#### [Short task]
Using the entries that follow, collect the lines where the word "temporary" appears.

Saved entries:

-----

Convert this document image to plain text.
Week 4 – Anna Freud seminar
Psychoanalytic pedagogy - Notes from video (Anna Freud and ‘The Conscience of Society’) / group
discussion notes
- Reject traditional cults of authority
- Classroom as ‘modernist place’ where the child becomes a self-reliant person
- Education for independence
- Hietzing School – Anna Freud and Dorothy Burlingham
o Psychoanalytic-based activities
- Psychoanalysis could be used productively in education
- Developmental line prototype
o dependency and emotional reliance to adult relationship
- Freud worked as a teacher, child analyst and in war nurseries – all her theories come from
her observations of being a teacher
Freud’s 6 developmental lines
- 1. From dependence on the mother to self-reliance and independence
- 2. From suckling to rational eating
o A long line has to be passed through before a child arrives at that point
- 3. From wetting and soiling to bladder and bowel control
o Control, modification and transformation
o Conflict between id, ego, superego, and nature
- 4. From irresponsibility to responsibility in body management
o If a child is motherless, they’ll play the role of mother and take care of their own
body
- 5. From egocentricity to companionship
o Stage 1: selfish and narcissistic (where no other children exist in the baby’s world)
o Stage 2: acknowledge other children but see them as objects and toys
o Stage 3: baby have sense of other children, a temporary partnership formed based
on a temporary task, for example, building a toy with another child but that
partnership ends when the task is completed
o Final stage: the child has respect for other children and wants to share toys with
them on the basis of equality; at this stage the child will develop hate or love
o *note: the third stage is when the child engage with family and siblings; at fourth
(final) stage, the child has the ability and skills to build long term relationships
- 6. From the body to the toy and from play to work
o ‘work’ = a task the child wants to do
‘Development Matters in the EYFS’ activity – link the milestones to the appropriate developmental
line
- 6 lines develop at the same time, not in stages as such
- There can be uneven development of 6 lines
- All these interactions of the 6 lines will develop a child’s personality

-----

#### [Full response]
o Stage 3: baby have sense of other children, a temporary partnership formed based
on a temporary task, for example, building a toy with another child but that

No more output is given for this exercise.